#### Problem:
Render the lines of the records below as a numbered list, omitting any blank lines.

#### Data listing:

####################

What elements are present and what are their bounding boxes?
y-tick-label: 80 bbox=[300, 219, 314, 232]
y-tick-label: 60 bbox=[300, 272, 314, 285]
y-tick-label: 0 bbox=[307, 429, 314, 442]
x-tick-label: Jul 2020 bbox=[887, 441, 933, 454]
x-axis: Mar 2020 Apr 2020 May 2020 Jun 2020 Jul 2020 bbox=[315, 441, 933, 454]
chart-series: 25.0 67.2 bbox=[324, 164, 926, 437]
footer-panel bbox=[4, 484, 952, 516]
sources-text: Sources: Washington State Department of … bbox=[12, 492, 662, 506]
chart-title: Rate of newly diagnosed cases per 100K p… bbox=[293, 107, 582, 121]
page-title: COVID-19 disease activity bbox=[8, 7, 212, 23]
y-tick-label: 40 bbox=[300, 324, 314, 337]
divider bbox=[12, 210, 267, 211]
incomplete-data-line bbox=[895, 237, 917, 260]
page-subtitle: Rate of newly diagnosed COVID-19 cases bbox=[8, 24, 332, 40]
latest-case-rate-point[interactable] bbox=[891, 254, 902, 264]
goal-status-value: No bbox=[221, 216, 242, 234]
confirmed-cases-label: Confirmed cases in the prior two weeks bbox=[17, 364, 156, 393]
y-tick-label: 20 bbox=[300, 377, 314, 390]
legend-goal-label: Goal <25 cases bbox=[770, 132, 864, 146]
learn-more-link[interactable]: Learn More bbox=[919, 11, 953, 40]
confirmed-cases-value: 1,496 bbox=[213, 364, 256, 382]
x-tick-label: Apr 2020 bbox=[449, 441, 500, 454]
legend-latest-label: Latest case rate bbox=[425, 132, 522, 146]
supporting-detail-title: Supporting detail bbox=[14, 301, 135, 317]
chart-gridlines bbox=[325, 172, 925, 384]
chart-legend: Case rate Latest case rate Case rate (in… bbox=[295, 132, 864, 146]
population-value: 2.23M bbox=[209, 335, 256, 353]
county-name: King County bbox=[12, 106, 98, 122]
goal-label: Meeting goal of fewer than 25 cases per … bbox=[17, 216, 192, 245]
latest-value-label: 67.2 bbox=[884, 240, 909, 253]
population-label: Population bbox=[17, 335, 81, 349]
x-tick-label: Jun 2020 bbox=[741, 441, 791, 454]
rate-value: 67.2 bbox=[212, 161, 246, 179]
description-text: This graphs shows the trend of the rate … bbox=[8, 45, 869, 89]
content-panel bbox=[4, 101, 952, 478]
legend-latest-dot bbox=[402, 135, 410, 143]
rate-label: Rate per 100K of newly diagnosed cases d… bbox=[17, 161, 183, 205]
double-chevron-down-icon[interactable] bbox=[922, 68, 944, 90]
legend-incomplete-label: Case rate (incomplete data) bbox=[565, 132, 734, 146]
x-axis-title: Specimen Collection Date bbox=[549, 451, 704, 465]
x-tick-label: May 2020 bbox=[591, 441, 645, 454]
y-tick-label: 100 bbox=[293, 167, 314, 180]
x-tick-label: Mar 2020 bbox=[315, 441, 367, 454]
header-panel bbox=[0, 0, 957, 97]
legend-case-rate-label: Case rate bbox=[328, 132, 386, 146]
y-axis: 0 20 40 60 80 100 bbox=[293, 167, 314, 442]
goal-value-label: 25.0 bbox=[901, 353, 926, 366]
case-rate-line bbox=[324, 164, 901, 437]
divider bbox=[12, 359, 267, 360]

####################

#### Response to this exercise:
1. What elements are present and what are their bounding boxes?
2. y-tick-label: 80 bbox=[300, 219, 314, 232]
3. y-tick-label: 60 bbox=[300, 272, 314, 285]
4. y-tick-label: 0 bbox=[307, 429, 314, 442]
5. x-tick-label: Jul 2020 bbox=[887, 441, 933, 454]
6. x-axis: Mar 2020 Apr 2020 May 2020 Jun 2020 Jul 2020 bbox=[315, 441, 933, 454]
7. chart-series: 25.0 67.2 bbox=[324, 164, 926, 437]
8. footer-panel bbox=[4, 484, 952, 516]
9. sources-text: Sources: Washington State Department of … bbox=[12, 492, 662, 506]
10. chart-title: Rate of newly diagnosed cases per 100K p… bbox=[293, 107, 582, 121]
11. page-title: COVID-19 disease activity bbox=[8, 7, 212, 23]
12. y-tick-label: 40 bbox=[300, 324, 314, 337]
13. divider bbox=[12, 210, 267, 211]
14. incomplete-data-line bbox=[895, 237, 917, 260]
15. page-subtitle: Rate of newly diagnosed COVID-19 cases bbox=[8, 24, 332, 40]
16. latest-case-rate-point[interactable] bbox=[891, 254, 902, 264]
17. goal-status-value: No bbox=[221, 216, 242, 234]
18. confirmed-cases-label: Confirmed cases in the prior two weeks bbox=[17, 364, 156, 393]
19. y-tick-label: 20 bbox=[300, 377, 314, 390]
20. legend-goal-label: Goal <25 cases bbox=[770, 132, 864, 146]
21. learn-more-link[interactable]: Learn More bbox=[919, 11, 953, 40]
22. confirmed-cases-value: 1,496 bbox=[213, 364, 256, 382]
23. x-tick-label: Apr 2020 bbox=[449, 441, 500, 454]
24. legend-latest-label: Latest case rate bbox=[425, 132, 522, 146]
25. supporting-detail-title: Supporting detail bbox=[14, 301, 135, 317]
26. chart-gridlines bbox=[325, 172, 925, 384]
27. chart-legend: Case rate Latest case rate Case rate (in… bbox=[295, 132, 864, 146]
28. population-value: 2.23M bbox=[209, 335, 256, 353]
29. county-name: King County bbox=[12, 106, 98, 122]
30. goal-label: Meeting goal of fewer than 25 cases per … bbox=[17, 216, 192, 245]
31. latest-value-label: 67.2 bbox=[884, 240, 909, 253]
32. population-label: Population bbox=[17, 335, 81, 349]
33. x-tick-label: Jun 2020 bbox=[741, 441, 791, 454]
34. rate-value: 67.2 bbox=[212, 161, 246, 179]
35. description-text: This graphs shows the trend of the rate … bbox=[8, 45, 869, 89]
36. content-panel bbox=[4, 101, 952, 478]
37. legend-latest-dot bbox=[402, 135, 410, 143]
38. rate-label: Rate per 100K of newly diagnosed cases d… bbox=[17, 161, 183, 205]
39. double-chevron-down-icon[interactable] bbox=[922, 68, 944, 90]
40. legend-incomplete-label: Case rate (incomplete data) bbox=[565, 132, 734, 146]
41. x-axis-title: Specimen Collection Date bbox=[549, 451, 704, 465]
42. x-tick-label: May 2020 bbox=[591, 441, 645, 454]
43. y-tick-label: 100 bbox=[293, 167, 314, 180]
44. x-tick-label: Mar 2020 bbox=[315, 441, 367, 454]
45. header-panel bbox=[0, 0, 957, 97]
46. legend-case-rate-label: Case rate bbox=[328, 132, 386, 146]
47. y-axis: 0 20 40 60 80 100 bbox=[293, 167, 314, 442]
48. goal-value-label: 25.0 bbox=[901, 353, 926, 366]
49. case-rate-line bbox=[324, 164, 901, 437]
50. divider bbox=[12, 359, 267, 360]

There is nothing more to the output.